= Request =
Reproduce each line of the material exactly, minus any picture.

= Records shown =
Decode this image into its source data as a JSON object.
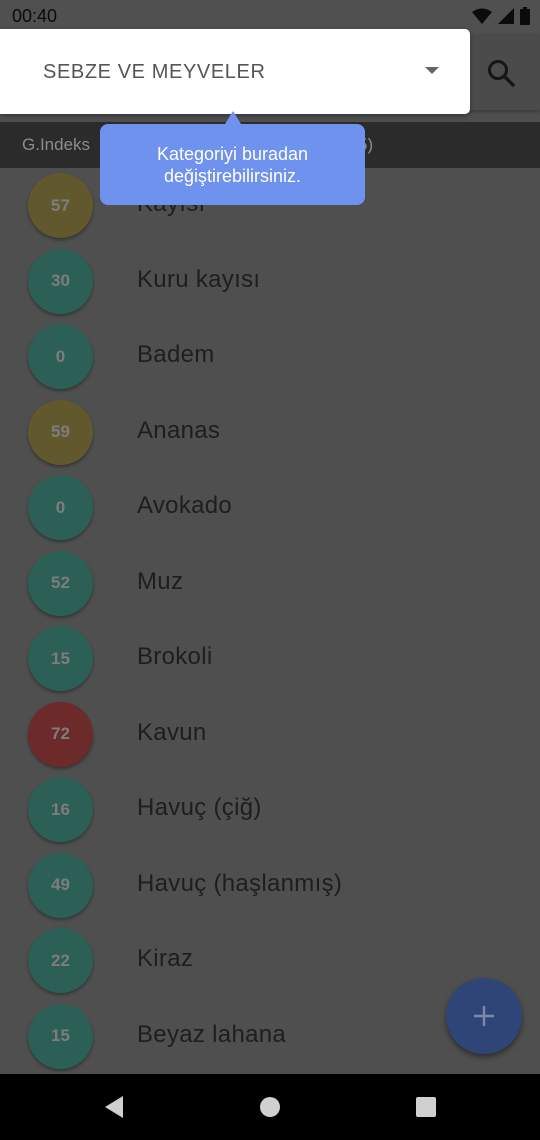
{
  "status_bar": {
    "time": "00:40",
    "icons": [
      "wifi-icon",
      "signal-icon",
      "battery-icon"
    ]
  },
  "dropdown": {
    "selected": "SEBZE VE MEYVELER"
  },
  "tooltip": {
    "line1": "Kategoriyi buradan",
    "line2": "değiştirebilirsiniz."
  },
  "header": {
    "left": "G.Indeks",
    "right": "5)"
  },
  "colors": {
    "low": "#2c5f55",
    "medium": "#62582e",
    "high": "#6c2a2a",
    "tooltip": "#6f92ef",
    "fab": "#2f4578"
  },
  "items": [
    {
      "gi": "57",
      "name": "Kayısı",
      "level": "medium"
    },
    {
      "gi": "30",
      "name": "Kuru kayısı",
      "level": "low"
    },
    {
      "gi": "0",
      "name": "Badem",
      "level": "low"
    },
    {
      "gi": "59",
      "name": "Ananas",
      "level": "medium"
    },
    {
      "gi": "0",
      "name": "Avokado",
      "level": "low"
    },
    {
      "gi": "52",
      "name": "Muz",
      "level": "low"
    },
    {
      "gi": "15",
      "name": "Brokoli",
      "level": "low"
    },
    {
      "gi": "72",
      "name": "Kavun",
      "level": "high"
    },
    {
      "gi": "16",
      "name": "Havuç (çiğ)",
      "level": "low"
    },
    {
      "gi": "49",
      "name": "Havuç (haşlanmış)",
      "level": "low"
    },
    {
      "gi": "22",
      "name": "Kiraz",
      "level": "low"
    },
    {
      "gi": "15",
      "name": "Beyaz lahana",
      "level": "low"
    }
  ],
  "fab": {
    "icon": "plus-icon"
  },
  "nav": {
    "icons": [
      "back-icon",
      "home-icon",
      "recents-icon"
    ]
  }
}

= Written answer =
Decode this image into its source data as a JSON object.
{
  "status_bar": {
    "time": "00:40",
    "icons": [
      "wifi-icon",
      "signal-icon",
      "battery-icon"
    ]
  },
  "dropdown": {
    "selected": "SEBZE VE MEYVELER"
  },
  "tooltip": {
    "line1": "Kategoriyi buradan",
    "line2": "değiştirebilirsiniz."
  },
  "header": {
    "left": "G.Indeks",
    "right": "5)"
  },
  "colors": {
    "low": "#2c5f55",
    "medium": "#62582e",
    "high": "#6c2a2a",
    "tooltip": "#6f92ef",
    "fab": "#2f4578"
  },
  "items": [
    {
      "gi": "57",
      "name": "Kayısı",
      "level": "medium"
    },
    {
      "gi": "30",
      "name": "Kuru kayısı",
      "level": "low"
    },
    {
      "gi": "0",
      "name": "Badem",
      "level": "low"
    },
    {
      "gi": "59",
      "name": "Ananas",
      "level": "medium"
    },
    {
      "gi": "0",
      "name": "Avokado",
      "level": "low"
    },
    {
      "gi": "52",
      "name": "Muz",
      "level": "low"
    },
    {
      "gi": "15",
      "name": "Brokoli",
      "level": "low"
    },
    {
      "gi": "72",
      "name": "Kavun",
      "level": "high"
    },
    {
      "gi": "16",
      "name": "Havuç (çiğ)",
      "level": "low"
    },
    {
      "gi": "49",
      "name": "Havuç (haşlanmış)",
      "level": "low"
    },
    {
      "gi": "22",
      "name": "Kiraz",
      "level": "low"
    },
    {
      "gi": "15",
      "name": "Beyaz lahana",
      "level": "low"
    }
  ],
  "fab": {
    "icon": "plus-icon"
  },
  "nav": {
    "icons": [
      "back-icon",
      "home-icon",
      "recents-icon"
    ]
  }
}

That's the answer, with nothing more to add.